Saved entries
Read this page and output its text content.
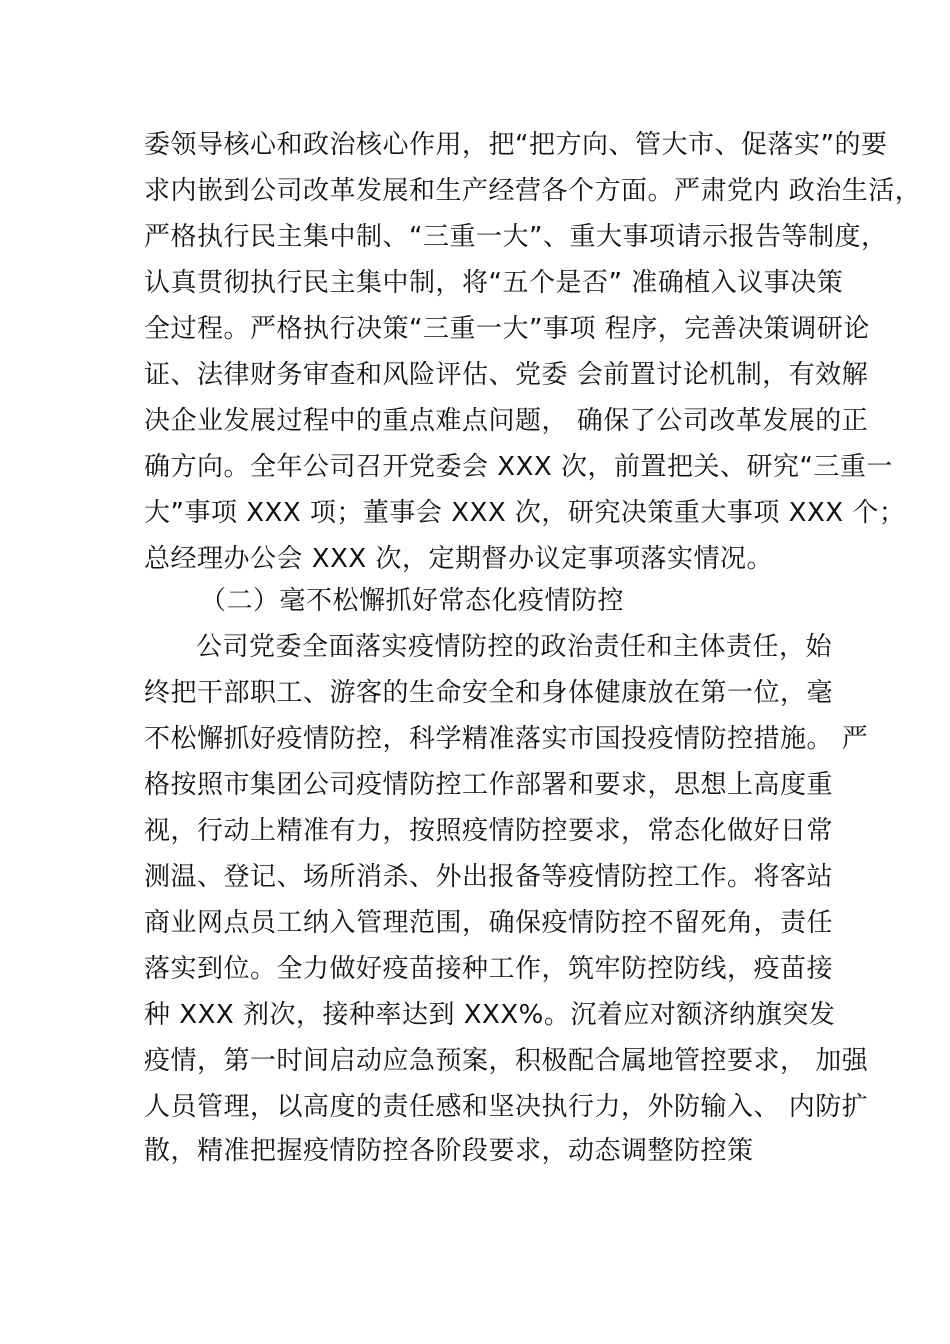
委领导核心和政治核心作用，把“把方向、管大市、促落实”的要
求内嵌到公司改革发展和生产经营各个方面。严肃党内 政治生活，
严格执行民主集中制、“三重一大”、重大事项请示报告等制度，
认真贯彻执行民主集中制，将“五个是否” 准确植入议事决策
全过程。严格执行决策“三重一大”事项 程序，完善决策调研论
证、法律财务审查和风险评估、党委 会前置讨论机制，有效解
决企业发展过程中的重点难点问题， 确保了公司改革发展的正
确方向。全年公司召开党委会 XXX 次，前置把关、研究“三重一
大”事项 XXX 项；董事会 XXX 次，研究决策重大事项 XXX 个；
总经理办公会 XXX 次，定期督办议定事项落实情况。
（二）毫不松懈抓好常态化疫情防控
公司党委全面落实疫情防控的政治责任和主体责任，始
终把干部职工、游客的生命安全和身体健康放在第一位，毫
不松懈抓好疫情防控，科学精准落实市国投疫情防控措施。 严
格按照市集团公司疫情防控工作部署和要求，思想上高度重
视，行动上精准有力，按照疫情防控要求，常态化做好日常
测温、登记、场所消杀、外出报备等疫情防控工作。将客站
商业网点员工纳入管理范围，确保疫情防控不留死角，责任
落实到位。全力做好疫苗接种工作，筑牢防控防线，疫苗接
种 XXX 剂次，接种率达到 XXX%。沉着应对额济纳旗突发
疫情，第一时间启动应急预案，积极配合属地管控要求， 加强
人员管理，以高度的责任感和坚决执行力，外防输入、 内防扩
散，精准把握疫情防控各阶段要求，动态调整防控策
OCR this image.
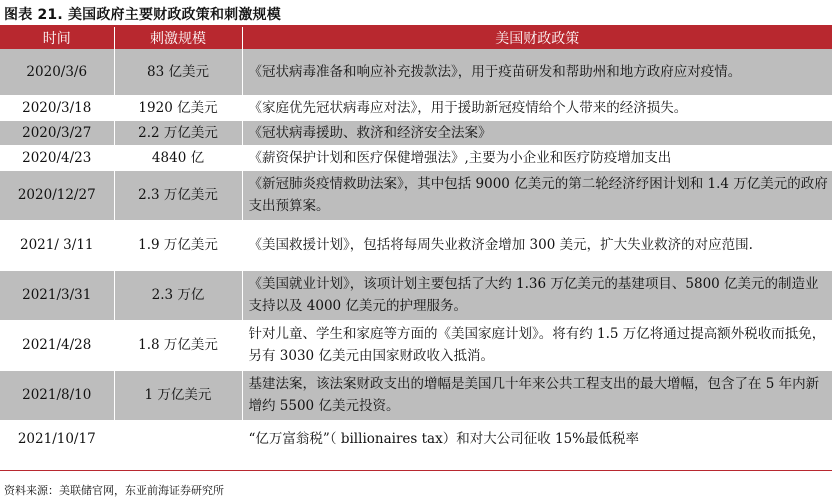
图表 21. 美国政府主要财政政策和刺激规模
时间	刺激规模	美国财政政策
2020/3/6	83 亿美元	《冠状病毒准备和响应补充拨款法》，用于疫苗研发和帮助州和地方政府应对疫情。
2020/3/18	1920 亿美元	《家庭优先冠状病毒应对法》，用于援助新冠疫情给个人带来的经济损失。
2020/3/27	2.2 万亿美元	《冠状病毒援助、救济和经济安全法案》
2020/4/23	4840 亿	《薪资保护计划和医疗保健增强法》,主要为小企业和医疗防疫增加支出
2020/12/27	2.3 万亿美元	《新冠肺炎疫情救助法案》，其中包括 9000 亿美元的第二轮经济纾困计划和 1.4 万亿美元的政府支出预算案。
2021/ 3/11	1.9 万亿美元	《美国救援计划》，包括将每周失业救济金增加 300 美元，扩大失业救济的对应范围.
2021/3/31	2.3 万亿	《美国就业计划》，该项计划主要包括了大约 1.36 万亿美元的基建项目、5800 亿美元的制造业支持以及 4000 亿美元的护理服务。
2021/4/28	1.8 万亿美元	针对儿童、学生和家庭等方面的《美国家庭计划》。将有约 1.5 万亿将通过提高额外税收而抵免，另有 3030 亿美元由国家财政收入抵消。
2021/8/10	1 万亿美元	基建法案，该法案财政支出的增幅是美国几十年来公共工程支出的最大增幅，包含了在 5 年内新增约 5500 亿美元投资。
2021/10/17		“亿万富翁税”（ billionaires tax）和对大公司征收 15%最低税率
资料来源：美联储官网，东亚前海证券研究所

# PROBLEM REQUIREMENTS
Your task is to copy the entries in full and exactly, without any images.

# OUTPUT
Read this page and output its text content.
委领导核心和政治核心作用，把“把方向、管大市、促落实”的要
求内嵌到公司改革发展和生产经营各个方面。严肃党内 政治生活，
严格执行民主集中制、“三重一大”、重大事项请示报告等制度，
认真贯彻执行民主集中制，将“五个是否” 准确植入议事决策
全过程。严格执行决策“三重一大”事项 程序，完善决策调研论
证、法律财务审查和风险评估、党委 会前置讨论机制，有效解
决企业发展过程中的重点难点问题， 确保了公司改革发展的正
确方向。全年公司召开党委会 XXX 次，前置把关、研究“三重一
大”事项 XXX 项；董事会 XXX 次，研究决策重大事项 XXX 个；
总经理办公会 XXX 次，定期督办议定事项落实情况。
（二）毫不松懈抓好常态化疫情防控
公司党委全面落实疫情防控的政治责任和主体责任，始
终把干部职工、游客的生命安全和身体健康放在第一位，毫
不松懈抓好疫情防控，科学精准落实市国投疫情防控措施。 严
格按照市集团公司疫情防控工作部署和要求，思想上高度重
视，行动上精准有力，按照疫情防控要求，常态化做好日常
测温、登记、场所消杀、外出报备等疫情防控工作。将客站
商业网点员工纳入管理范围，确保疫情防控不留死角，责任
落实到位。全力做好疫苗接种工作，筑牢防控防线，疫苗接
种 XXX 剂次，接种率达到 XXX%。沉着应对额济纳旗突发
疫情，第一时间启动应急预案，积极配合属地管控要求， 加强
人员管理，以高度的责任感和坚决执行力，外防输入、 内防扩
散，精准把握疫情防控各阶段要求，动态调整防控策
OCR this image.
图表 21. 美国政府主要财政政策和刺激规模
时间	刺激规模	美国财政政策
2020/3/6	83 亿美元	《冠状病毒准备和响应补充拨款法》，用于疫苗研发和帮助州和地方政府应对疫情。
2020/3/18	1920 亿美元	《家庭优先冠状病毒应对法》，用于援助新冠疫情给个人带来的经济损失。
2020/3/27	2.2 万亿美元	《冠状病毒援助、救济和经济安全法案》
2020/4/23	4840 亿	《薪资保护计划和医疗保健增强法》,主要为小企业和医疗防疫增加支出
2020/12/27	2.3 万亿美元	《新冠肺炎疫情救助法案》，其中包括 9000 亿美元的第二轮经济纾困计划和 1.4 万亿美元的政府支出预算案。
2021/ 3/11	1.9 万亿美元	《美国救援计划》，包括将每周失业救济金增加 300 美元，扩大失业救济的对应范围.
2021/3/31	2.3 万亿	《美国就业计划》，该项计划主要包括了大约 1.36 万亿美元的基建项目、5800 亿美元的制造业支持以及 4000 亿美元的护理服务。
2021/4/28	1.8 万亿美元	针对儿童、学生和家庭等方面的《美国家庭计划》。将有约 1.5 万亿将通过提高额外税收而抵免，另有 3030 亿美元由国家财政收入抵消。
2021/8/10	1 万亿美元	基建法案，该法案财政支出的增幅是美国几十年来公共工程支出的最大增幅，包含了在 5 年内新增约 5500 亿美元投资。
2021/10/17		“亿万富翁税”（ billionaires tax）和对大公司征收 15%最低税率
资料来源：美联储官网，东亚前海证券研究所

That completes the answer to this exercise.